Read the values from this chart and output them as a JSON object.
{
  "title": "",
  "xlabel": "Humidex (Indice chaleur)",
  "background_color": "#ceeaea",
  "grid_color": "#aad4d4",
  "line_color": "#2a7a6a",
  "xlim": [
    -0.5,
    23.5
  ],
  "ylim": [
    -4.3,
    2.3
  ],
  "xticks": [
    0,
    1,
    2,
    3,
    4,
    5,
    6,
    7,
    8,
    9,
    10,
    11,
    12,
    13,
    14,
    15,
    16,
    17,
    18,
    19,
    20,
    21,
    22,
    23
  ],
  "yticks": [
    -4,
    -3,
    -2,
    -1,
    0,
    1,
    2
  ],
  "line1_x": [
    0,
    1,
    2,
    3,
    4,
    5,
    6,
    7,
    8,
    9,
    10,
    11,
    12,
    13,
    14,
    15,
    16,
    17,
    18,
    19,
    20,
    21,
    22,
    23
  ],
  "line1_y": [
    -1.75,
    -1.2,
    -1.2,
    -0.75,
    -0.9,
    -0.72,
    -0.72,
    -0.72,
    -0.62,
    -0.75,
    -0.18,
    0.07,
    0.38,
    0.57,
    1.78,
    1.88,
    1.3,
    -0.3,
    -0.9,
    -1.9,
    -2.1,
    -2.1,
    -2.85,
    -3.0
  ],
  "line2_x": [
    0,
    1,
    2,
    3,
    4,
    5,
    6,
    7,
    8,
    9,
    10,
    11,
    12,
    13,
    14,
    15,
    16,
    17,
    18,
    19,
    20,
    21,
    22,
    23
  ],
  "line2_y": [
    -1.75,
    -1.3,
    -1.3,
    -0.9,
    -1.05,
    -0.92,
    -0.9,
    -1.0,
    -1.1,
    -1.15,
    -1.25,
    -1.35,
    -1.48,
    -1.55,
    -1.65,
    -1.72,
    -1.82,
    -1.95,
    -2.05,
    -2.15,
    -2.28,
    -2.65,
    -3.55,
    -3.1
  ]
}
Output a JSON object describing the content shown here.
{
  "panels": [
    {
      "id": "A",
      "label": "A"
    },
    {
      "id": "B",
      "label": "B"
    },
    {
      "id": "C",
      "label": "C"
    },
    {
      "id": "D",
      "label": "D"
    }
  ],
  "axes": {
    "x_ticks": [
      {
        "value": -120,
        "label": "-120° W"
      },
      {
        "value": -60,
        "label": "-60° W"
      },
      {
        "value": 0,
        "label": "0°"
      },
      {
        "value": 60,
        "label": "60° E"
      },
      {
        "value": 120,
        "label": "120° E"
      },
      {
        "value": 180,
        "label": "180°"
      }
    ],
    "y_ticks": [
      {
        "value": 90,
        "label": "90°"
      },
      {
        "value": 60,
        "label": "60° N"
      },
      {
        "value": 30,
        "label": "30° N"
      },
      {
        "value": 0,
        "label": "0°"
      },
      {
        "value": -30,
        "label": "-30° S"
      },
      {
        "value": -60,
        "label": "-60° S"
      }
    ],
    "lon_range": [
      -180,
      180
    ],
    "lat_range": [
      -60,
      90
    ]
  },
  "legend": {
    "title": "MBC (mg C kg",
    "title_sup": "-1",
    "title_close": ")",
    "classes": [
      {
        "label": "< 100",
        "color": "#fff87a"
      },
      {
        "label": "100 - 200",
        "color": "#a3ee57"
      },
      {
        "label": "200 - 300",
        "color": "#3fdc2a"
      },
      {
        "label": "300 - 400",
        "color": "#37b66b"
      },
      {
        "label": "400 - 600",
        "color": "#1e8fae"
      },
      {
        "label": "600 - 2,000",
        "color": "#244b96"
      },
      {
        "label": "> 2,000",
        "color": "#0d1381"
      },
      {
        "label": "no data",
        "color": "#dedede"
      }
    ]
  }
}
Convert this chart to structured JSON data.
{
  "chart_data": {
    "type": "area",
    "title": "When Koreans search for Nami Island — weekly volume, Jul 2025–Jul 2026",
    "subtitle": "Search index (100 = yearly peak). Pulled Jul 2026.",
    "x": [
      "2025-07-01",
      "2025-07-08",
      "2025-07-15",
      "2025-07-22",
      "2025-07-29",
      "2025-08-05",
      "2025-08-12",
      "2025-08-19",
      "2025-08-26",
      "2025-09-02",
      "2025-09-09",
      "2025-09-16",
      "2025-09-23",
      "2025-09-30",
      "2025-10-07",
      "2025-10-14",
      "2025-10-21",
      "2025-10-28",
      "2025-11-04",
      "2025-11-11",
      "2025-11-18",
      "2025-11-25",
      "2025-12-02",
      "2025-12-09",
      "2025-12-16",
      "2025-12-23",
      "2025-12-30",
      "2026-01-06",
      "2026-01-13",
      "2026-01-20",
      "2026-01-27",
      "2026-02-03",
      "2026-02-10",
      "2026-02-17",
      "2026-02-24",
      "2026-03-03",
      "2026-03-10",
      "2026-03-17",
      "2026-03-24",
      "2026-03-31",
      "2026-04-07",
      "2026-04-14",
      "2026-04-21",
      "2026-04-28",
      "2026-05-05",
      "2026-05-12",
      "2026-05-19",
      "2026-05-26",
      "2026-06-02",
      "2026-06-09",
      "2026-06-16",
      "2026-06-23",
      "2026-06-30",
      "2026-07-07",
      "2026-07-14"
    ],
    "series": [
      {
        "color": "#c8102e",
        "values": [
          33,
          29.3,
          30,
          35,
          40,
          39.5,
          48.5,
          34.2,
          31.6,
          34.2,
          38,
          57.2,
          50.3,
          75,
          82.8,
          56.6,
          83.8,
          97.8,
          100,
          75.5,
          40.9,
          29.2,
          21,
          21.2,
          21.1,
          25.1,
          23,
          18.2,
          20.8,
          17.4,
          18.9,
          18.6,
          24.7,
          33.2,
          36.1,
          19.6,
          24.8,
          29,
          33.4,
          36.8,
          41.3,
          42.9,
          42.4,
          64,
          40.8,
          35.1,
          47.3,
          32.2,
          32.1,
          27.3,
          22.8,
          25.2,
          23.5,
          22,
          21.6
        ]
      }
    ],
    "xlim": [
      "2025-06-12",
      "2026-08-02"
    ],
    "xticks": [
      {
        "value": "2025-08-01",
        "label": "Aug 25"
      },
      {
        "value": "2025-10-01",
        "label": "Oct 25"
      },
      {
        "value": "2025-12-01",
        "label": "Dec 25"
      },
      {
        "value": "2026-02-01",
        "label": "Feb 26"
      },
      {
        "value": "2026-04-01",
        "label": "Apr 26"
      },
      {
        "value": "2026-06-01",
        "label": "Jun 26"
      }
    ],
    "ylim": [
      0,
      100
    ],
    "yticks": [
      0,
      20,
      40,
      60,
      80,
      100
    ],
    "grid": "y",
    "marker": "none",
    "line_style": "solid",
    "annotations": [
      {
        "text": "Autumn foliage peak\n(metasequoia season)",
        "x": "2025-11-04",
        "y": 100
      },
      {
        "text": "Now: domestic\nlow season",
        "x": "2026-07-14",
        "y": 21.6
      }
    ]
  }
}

..........

Written instruction: Pick out every line above that holds the word "season" and copy it.

Result below:
        "text": "Autumn foliage peak\n(metasequoia season)",
        "text": "Now: domestic\nlow season",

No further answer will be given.